• Source extract
Vaccination rates may have peaked: what Scott Morrison does next is critical

By Steven Hamilton and Richard Holden

Credit where it’s due: the Commonwealth has stepped up to the plate in recent months, doing the leg work to secure additional vaccine doses at any cost, as it should have all along. Millions of additional doses from Poland, Singapore and Britain have given the rollout the shot in the arm it needs – so much so that soon supply will outstrip demand.

But the risk now is that the government rolls out the “mission accomplished” banner, passing the buck to Australians to turn up for a jab. In fact, the government’s role is far from over, and what it does next is every bit as critical as anything that came before.

People queuing at Sydney Olympic Park vaccination hub.

People queuing at Sydney Olympic Park vaccination hub. Credit: Dean Sewell

Not helping matters is our current national obsession with specific vaccine targets which seems to have created a false impression of a finish line at 80 per cent vaccinated (either of the population or those over 16, depending whom you ask), beyond which we can all take a seat, relax and enjoy the summer. Indeed, worryingly, the Prime Minister himself this week described 40 per cent of those eligible (around a third of the population) as the “halfway mark”.

• Records shown
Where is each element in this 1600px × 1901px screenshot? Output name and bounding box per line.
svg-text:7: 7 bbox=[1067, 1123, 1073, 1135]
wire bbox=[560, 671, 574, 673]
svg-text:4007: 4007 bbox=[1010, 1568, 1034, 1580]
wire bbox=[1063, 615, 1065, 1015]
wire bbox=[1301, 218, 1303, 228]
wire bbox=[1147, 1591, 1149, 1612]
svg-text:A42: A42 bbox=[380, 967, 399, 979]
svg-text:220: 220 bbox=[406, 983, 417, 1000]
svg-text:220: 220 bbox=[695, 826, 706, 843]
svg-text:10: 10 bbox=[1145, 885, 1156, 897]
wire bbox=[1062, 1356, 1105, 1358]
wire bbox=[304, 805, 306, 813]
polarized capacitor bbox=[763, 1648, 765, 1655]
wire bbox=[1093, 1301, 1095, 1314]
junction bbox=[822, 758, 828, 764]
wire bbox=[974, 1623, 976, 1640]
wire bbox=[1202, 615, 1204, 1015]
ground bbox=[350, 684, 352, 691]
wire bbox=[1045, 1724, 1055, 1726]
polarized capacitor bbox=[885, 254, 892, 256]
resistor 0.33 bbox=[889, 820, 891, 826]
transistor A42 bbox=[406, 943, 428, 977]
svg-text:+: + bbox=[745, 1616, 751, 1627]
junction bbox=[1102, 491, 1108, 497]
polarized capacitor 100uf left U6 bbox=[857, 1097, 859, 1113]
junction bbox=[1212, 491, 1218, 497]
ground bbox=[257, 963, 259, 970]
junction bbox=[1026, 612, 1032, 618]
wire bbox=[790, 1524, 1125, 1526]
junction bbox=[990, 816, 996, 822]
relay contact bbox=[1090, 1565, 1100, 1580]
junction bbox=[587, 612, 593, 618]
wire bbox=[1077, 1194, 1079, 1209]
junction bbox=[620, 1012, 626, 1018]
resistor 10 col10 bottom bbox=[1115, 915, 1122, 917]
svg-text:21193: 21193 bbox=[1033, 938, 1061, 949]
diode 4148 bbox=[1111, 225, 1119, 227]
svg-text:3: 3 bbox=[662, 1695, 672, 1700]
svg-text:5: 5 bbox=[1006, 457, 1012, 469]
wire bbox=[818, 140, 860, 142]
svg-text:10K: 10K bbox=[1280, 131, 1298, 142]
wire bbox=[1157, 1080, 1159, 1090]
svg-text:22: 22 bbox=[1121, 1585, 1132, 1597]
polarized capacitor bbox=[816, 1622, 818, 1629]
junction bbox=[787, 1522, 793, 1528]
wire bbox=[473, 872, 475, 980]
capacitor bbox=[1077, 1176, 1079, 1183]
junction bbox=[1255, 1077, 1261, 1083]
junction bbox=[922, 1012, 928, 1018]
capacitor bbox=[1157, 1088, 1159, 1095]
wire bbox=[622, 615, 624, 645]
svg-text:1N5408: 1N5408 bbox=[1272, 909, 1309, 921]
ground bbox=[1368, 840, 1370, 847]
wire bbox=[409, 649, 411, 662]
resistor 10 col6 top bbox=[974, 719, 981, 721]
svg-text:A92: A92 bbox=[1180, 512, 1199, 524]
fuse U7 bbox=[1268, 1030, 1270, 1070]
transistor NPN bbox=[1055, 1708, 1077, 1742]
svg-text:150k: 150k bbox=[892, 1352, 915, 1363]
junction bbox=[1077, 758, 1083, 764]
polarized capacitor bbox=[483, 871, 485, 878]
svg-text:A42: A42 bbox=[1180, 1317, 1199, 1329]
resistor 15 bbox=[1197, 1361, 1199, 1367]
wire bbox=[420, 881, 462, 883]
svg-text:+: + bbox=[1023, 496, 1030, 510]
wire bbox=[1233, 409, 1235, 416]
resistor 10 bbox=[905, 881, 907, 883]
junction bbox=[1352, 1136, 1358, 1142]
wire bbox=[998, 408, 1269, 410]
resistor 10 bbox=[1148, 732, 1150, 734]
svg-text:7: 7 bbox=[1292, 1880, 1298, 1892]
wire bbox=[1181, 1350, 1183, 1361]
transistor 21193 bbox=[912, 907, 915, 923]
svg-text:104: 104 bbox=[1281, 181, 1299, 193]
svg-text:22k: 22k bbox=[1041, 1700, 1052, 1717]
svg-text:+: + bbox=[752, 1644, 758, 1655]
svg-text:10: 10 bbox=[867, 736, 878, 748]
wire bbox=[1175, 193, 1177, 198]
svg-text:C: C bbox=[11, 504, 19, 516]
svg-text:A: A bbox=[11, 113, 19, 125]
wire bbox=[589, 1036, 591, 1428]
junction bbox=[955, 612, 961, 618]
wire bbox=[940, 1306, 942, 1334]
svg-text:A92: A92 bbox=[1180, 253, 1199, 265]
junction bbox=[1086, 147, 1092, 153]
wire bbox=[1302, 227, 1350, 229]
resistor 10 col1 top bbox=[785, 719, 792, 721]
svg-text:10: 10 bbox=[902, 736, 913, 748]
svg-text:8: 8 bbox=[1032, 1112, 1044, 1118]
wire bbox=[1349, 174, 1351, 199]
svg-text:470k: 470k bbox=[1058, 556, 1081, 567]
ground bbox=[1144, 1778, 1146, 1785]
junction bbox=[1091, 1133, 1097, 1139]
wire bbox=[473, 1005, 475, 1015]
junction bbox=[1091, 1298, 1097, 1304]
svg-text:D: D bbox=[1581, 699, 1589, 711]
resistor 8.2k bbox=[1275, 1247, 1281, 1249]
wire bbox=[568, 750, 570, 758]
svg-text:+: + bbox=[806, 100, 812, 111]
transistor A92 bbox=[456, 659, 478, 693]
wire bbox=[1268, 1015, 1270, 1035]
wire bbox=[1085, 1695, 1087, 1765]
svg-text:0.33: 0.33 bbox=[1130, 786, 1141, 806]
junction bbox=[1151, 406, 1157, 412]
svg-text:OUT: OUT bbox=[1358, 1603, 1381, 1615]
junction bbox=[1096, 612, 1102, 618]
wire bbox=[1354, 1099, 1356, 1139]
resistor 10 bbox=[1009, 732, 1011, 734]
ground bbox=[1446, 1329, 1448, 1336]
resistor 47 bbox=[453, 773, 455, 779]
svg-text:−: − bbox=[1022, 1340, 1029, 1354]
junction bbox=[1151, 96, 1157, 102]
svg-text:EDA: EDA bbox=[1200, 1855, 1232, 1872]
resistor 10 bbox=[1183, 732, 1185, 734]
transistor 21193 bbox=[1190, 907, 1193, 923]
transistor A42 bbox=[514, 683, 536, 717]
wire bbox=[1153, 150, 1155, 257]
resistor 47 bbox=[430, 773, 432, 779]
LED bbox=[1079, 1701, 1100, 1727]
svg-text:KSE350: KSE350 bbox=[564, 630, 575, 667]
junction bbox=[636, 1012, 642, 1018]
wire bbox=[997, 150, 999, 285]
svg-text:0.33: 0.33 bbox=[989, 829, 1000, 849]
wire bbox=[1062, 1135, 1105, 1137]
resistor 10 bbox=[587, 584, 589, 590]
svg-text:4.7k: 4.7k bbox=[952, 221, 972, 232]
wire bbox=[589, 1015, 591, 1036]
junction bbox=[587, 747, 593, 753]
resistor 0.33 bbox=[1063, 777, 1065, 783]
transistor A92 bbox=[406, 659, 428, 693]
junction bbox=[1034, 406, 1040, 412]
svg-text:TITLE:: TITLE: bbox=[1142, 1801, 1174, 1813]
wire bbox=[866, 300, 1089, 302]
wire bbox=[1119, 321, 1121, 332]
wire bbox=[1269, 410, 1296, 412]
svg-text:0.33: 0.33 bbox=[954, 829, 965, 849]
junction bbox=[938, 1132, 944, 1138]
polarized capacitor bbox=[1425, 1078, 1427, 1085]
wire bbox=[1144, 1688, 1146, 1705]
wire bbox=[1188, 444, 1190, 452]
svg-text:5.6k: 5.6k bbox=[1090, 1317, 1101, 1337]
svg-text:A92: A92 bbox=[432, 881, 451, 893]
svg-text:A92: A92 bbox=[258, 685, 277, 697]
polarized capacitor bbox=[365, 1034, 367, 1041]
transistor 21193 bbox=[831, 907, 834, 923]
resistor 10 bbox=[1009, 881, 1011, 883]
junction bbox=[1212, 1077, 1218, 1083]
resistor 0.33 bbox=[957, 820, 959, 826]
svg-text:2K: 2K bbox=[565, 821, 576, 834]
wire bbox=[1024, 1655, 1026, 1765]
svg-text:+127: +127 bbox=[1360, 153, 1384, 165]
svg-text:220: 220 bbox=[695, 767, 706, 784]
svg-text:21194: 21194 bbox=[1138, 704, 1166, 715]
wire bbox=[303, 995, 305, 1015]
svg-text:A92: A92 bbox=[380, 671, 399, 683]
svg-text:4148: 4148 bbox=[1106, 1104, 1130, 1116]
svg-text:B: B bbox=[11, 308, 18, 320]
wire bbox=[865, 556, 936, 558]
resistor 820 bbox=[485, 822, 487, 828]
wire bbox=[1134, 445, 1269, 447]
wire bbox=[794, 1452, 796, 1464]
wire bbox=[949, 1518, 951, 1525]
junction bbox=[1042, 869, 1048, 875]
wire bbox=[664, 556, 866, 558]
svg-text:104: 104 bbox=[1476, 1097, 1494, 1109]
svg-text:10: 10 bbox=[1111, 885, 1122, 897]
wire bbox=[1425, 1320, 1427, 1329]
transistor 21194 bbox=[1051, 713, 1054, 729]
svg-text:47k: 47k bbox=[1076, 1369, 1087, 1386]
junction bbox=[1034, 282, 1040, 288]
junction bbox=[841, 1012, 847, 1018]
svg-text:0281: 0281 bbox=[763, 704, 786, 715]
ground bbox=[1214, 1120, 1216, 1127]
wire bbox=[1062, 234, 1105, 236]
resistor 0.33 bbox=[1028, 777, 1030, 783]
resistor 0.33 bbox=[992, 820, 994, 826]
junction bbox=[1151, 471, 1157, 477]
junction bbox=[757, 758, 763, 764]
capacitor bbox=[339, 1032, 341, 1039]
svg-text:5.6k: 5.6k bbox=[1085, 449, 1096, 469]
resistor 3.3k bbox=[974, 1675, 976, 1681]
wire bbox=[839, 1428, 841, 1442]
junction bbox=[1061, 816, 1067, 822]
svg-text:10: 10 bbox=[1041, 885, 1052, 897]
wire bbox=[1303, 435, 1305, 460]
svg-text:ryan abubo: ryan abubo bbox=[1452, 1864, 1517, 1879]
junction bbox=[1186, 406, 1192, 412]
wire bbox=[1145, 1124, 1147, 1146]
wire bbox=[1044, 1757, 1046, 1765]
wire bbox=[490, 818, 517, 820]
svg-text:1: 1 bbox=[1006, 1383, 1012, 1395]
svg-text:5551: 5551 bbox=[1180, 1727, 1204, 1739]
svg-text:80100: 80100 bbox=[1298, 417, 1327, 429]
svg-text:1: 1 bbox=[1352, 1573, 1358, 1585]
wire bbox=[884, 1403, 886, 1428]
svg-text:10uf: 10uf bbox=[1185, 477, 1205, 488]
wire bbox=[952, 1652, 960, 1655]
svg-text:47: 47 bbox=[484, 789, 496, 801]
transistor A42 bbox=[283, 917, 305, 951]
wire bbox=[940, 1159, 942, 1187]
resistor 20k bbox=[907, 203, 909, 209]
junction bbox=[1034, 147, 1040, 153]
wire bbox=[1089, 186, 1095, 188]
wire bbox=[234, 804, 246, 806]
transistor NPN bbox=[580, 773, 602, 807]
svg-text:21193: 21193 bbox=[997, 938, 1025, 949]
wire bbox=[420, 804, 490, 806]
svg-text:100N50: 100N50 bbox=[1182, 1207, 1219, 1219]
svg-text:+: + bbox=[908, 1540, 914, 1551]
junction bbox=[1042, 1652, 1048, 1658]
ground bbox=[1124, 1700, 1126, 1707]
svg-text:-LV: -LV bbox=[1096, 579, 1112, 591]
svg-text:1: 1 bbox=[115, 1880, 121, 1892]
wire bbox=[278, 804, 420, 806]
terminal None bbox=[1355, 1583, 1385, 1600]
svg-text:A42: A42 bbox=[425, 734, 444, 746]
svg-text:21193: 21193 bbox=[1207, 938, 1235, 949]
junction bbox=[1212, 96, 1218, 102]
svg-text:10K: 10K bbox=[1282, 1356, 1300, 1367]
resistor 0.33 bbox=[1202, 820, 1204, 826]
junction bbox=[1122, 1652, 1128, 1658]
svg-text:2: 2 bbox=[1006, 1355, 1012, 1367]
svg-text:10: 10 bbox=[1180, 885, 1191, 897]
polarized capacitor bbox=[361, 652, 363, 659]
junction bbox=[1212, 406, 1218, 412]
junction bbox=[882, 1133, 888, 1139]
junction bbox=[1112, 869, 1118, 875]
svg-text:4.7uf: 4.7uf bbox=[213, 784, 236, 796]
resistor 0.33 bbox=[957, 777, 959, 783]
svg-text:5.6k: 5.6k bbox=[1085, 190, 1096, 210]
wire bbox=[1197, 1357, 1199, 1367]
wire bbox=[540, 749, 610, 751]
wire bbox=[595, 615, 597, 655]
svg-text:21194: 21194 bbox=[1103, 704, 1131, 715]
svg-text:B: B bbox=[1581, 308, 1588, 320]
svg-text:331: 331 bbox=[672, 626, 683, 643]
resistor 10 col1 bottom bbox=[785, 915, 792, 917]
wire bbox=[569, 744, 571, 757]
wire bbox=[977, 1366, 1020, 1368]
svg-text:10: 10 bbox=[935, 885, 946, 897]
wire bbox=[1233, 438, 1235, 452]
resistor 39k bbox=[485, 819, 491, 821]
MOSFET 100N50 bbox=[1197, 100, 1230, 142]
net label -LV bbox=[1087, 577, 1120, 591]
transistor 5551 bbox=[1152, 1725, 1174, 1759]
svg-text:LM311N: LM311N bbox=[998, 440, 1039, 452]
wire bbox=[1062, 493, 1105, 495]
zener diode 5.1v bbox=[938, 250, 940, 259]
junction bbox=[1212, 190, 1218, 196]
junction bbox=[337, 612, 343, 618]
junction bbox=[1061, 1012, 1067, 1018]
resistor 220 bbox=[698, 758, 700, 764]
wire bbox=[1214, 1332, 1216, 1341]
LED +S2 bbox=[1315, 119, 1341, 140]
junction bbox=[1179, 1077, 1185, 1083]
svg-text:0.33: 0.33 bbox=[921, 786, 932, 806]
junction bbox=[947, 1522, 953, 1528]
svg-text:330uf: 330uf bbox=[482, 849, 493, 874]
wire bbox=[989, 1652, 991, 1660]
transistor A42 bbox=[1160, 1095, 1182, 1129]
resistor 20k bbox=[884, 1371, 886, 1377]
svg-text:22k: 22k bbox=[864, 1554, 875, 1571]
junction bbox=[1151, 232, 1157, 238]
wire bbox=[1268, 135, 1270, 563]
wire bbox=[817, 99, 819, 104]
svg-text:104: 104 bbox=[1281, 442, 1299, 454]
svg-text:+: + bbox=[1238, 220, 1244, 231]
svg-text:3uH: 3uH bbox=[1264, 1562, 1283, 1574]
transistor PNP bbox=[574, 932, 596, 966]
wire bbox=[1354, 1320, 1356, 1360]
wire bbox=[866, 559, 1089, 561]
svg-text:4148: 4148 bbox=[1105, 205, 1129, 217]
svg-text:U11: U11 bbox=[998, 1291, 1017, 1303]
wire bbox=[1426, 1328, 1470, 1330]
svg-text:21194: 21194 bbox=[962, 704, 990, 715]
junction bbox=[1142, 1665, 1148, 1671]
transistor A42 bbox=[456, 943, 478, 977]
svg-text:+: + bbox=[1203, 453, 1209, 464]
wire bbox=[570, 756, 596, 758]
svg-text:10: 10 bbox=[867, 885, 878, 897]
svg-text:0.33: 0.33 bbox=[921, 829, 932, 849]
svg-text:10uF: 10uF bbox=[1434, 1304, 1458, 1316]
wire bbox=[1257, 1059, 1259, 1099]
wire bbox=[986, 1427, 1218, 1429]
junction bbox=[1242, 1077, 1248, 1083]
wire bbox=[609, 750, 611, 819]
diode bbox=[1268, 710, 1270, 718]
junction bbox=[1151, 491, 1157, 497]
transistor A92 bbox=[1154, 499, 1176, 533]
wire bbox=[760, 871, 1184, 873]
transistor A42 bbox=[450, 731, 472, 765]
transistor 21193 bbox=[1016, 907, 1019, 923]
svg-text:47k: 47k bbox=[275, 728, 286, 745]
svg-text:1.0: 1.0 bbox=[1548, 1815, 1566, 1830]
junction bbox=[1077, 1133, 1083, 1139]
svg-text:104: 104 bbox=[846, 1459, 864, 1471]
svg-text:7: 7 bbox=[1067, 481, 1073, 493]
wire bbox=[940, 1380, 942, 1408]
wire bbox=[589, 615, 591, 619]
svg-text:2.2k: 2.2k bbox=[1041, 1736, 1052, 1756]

• Using the information
1) Return the passage of the vaccination article starting at "Vaccination rates may" and ending at "will outstrip demand.", copied word for word.
2) In the vaccination article, which three countries supplied the millions of additional doses?

• Expected responses
1)
Vaccination rates may have peaked: what Scott Morrison does next is critical

By Steven Hamilton and Richard Holden

Credit where it’s due: the Commonwealth has stepped up to the plate in recent months, doing the leg work to secure additional vaccine doses at any cost, as it should have all along. Millions of additional doses from Poland, Singapore and Britain have given the rollout the shot in the arm it needs – so much so that soon supply will outstrip demand.

2) Poland, Singapore and Britain.